### Data extract
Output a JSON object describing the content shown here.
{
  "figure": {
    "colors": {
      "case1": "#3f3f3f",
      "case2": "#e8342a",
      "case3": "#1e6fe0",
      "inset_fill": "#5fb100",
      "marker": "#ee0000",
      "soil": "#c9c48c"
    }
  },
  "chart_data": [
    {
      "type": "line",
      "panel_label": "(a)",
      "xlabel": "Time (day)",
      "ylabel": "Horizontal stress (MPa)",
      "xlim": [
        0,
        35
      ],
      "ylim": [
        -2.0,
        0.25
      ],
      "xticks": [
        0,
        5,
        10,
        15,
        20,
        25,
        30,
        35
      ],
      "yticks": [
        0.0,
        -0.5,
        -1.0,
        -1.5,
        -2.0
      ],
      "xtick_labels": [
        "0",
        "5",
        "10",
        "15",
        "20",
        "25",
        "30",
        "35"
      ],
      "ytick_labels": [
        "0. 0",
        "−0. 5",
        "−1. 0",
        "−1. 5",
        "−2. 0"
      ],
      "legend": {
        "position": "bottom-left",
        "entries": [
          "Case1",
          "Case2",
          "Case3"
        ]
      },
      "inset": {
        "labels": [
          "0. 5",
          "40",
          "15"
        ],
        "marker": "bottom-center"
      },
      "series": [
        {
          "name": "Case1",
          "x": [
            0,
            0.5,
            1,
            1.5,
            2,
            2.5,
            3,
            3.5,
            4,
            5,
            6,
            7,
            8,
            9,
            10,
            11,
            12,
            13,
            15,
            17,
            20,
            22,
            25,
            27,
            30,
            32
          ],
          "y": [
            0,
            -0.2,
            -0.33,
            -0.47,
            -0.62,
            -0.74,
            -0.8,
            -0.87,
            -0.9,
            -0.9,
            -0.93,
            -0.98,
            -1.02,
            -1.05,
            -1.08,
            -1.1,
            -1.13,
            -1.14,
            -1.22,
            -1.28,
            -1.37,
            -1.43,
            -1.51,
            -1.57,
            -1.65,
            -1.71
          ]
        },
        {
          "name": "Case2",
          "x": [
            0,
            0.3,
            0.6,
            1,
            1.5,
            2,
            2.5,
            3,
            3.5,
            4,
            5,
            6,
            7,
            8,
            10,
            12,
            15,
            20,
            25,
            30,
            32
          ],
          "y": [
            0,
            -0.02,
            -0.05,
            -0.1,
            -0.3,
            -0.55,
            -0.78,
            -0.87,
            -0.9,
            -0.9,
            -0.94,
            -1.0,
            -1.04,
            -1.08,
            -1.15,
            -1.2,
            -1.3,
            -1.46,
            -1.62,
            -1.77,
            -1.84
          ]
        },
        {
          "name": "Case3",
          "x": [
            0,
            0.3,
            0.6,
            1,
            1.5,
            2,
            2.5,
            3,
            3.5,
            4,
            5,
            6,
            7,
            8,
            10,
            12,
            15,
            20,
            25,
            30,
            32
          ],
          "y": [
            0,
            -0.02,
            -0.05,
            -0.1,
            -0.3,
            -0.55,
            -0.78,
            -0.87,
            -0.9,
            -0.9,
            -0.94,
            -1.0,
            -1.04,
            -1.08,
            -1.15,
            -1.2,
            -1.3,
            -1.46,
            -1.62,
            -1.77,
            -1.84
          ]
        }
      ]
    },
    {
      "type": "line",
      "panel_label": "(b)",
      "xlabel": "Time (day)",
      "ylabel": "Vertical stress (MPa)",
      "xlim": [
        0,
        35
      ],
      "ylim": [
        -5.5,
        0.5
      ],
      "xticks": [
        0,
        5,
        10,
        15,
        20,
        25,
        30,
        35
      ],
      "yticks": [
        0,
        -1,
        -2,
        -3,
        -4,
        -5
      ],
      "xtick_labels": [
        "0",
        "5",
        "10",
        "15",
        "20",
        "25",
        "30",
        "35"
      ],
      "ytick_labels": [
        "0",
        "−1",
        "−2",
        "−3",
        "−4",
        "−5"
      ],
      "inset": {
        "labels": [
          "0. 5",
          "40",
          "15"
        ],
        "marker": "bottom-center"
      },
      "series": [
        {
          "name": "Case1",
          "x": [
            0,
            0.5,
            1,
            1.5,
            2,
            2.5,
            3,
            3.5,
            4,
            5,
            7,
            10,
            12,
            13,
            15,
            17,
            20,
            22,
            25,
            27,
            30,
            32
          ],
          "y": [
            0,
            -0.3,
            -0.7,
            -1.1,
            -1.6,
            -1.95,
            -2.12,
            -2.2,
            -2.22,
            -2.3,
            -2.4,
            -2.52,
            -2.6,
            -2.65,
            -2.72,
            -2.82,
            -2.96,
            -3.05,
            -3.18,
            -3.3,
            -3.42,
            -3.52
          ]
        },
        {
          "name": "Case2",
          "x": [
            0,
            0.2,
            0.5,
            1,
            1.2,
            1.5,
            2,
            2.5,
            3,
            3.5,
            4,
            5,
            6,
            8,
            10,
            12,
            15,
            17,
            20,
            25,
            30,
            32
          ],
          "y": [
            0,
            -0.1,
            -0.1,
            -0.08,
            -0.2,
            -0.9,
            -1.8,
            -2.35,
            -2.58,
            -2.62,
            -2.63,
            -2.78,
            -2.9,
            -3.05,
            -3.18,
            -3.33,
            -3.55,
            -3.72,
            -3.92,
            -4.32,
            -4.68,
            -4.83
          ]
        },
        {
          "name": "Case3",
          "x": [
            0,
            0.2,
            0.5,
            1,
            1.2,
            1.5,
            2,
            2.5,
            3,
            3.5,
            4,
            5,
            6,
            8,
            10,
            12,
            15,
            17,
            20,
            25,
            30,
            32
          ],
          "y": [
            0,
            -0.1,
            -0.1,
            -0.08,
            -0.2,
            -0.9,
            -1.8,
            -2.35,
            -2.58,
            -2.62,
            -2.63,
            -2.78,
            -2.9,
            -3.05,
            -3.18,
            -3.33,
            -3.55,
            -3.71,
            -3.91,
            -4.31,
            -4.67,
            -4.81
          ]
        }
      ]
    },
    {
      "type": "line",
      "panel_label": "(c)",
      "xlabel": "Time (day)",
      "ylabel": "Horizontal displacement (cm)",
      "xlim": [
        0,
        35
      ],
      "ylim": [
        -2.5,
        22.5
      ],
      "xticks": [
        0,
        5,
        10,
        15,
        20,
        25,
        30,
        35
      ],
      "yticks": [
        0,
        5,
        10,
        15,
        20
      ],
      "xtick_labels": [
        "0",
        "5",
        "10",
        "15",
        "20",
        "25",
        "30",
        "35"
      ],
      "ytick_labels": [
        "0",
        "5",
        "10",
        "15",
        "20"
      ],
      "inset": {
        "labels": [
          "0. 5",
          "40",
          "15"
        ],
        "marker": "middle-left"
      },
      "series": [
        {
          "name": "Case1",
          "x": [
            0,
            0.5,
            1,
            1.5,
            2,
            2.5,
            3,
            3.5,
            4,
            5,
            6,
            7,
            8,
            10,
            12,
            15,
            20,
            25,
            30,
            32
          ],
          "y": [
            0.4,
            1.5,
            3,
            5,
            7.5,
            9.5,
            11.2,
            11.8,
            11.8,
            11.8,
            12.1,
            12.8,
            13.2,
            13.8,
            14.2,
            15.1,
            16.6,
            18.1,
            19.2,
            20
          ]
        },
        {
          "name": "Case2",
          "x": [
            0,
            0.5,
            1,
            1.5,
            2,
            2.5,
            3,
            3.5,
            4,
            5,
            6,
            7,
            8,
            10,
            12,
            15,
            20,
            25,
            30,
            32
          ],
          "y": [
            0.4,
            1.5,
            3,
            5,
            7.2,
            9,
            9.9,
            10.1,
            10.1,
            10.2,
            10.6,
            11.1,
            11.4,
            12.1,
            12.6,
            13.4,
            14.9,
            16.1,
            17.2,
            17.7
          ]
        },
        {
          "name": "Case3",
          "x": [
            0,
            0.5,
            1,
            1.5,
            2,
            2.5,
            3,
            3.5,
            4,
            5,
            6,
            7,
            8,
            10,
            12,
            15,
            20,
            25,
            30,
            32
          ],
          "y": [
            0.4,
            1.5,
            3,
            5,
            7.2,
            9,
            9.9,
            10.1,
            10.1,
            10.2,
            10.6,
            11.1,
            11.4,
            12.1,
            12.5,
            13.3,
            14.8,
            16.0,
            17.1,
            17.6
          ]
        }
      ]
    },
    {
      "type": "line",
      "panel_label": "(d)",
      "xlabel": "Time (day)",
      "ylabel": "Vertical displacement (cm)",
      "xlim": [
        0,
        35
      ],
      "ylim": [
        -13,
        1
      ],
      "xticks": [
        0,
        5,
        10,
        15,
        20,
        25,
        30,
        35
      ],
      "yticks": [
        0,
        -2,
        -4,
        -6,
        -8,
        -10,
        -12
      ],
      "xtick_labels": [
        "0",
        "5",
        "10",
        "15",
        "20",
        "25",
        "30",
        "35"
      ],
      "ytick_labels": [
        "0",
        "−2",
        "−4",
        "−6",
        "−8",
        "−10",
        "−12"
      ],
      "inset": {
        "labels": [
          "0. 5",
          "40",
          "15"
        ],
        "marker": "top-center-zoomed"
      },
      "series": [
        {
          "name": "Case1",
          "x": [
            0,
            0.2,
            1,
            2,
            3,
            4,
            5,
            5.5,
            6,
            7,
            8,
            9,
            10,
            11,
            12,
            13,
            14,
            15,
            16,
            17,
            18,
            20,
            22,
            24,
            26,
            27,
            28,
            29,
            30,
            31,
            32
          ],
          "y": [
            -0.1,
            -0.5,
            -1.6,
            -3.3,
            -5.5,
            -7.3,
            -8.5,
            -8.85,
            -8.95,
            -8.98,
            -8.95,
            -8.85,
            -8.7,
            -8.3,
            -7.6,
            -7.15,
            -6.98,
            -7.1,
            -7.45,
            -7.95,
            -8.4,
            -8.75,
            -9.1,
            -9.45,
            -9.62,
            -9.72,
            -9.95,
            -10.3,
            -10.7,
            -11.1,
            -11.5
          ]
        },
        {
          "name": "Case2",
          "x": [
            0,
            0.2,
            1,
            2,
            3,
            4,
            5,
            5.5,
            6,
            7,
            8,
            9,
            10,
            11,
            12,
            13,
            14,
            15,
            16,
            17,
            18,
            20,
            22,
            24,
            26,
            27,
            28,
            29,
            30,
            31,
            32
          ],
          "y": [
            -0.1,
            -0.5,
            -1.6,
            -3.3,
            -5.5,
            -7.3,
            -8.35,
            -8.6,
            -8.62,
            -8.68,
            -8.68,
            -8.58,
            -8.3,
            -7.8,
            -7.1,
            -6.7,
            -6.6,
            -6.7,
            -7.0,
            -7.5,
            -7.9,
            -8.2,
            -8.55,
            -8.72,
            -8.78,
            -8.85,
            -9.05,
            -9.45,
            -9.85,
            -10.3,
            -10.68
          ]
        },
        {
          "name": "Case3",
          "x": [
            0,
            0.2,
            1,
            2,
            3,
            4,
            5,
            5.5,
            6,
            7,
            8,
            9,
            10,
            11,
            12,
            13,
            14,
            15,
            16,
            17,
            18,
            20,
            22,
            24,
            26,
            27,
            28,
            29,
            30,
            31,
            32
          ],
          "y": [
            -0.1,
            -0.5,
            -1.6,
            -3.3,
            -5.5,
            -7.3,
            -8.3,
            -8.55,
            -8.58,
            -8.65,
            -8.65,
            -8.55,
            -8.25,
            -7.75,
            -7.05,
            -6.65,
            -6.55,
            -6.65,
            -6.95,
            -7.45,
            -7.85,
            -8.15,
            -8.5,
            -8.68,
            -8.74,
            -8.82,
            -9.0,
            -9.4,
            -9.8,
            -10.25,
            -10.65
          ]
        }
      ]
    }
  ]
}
######
_Written exercise_
Count the lines in the records above that contain the word "marker", and give only that number.

_Output of the exercise_
5